**DATASET ROWS**

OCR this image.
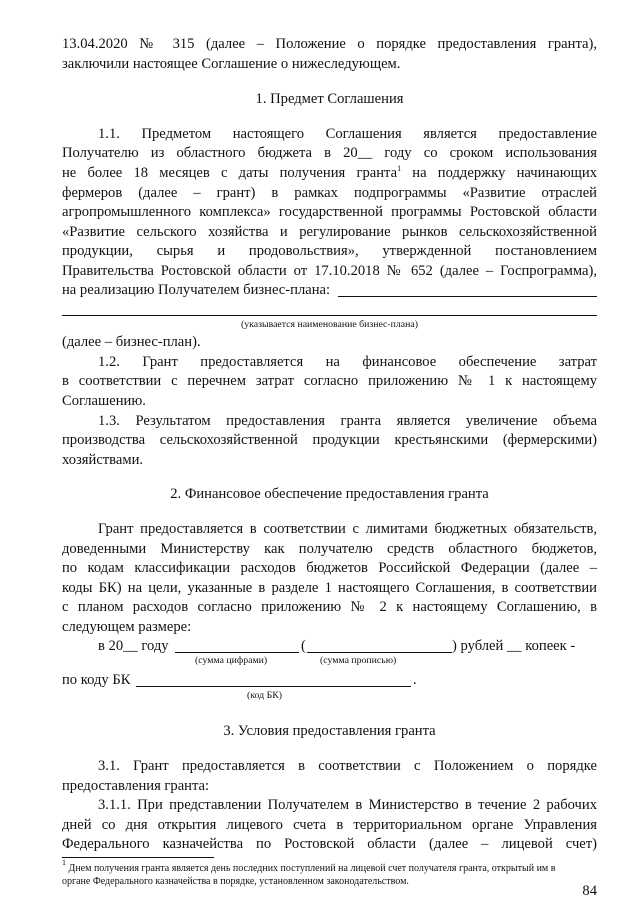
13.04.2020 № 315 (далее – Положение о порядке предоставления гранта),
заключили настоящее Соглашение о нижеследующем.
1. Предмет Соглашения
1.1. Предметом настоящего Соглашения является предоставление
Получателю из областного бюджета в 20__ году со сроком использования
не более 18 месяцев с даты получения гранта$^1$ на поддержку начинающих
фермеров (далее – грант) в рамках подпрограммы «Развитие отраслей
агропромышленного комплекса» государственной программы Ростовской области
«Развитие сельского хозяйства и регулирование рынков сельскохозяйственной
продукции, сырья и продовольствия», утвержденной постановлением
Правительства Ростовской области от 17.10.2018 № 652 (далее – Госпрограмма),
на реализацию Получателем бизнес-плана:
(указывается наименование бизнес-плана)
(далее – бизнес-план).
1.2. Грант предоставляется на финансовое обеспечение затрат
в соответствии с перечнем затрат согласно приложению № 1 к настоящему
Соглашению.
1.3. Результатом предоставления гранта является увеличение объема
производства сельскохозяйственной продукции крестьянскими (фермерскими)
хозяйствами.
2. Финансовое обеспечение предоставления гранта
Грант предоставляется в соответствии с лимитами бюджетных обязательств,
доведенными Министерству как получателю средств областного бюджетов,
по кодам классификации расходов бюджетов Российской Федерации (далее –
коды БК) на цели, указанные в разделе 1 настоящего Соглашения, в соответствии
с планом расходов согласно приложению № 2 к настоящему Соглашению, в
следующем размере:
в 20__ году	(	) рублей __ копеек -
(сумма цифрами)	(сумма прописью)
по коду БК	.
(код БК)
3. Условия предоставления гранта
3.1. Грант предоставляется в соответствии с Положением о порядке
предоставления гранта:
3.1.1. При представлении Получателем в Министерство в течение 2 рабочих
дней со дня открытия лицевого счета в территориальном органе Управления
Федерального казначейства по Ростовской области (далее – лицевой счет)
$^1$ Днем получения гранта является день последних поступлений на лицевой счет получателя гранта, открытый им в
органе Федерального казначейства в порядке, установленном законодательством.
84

* * *

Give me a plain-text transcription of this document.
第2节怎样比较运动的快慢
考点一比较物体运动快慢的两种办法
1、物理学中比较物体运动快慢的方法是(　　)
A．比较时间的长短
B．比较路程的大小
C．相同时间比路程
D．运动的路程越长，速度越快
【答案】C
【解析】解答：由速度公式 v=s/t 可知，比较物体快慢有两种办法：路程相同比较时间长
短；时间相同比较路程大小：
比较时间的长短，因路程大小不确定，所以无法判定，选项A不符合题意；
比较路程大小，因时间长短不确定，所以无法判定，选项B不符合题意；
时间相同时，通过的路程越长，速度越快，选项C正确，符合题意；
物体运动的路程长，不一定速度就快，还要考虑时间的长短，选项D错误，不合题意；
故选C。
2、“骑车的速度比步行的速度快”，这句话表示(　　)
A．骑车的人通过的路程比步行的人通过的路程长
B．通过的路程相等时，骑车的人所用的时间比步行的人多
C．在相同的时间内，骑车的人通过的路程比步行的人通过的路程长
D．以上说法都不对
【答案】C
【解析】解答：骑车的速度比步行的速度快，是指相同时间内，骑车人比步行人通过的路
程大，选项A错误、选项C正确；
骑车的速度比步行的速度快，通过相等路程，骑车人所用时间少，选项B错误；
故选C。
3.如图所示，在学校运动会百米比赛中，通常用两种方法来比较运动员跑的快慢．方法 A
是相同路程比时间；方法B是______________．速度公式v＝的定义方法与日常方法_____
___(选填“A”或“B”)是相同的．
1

---

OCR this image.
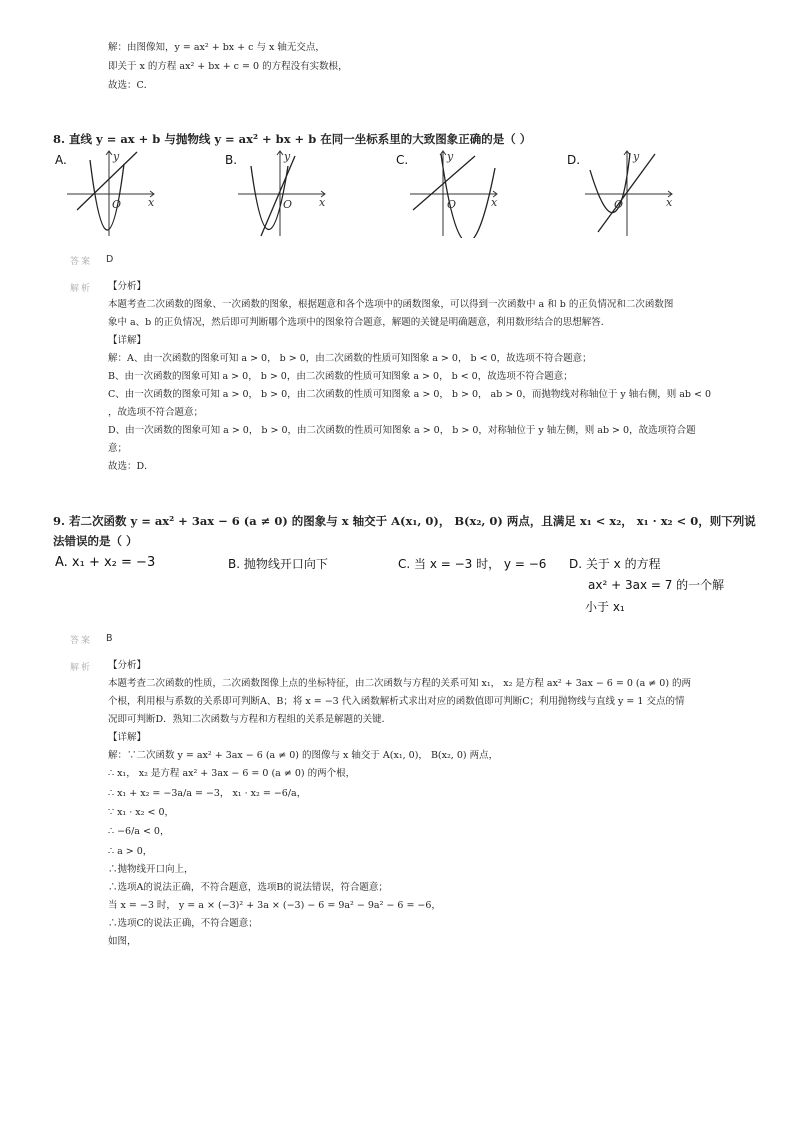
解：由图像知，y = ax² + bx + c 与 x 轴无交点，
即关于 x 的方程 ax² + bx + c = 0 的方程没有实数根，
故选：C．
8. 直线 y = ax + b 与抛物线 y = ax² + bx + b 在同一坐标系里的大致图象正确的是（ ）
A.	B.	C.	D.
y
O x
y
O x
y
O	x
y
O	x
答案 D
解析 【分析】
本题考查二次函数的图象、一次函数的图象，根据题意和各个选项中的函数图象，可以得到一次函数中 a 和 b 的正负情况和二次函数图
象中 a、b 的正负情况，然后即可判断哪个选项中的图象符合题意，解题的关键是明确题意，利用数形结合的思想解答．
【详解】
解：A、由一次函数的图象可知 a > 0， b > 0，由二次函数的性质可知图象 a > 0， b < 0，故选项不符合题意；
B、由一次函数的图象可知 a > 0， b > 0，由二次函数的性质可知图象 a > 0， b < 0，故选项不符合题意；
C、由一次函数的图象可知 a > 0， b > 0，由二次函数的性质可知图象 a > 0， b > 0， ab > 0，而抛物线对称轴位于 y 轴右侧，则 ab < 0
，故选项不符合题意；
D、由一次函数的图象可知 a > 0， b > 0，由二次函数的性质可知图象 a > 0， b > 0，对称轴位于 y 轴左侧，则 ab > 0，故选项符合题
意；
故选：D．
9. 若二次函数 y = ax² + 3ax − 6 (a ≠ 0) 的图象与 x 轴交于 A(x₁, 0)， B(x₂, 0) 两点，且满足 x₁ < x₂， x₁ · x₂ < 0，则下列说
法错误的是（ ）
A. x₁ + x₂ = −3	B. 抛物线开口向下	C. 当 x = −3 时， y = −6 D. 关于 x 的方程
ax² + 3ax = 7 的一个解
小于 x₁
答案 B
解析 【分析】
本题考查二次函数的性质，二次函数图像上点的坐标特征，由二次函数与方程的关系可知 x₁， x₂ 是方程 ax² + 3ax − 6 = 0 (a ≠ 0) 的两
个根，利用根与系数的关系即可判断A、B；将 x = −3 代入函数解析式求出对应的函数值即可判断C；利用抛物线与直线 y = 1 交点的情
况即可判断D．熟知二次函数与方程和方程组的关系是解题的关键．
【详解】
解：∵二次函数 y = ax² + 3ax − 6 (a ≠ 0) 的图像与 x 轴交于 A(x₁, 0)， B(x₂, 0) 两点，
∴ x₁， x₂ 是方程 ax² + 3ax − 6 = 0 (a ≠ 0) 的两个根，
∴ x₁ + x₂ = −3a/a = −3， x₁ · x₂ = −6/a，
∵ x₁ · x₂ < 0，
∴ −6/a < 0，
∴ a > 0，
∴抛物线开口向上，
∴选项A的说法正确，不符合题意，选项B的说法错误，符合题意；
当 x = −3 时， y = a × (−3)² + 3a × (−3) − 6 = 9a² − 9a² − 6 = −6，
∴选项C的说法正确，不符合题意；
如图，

**BRIEF**
State the count of lines with the word "骑车的速度比步行的速度快" in them, and write nothing else.

**EXERCISE RESULT**
3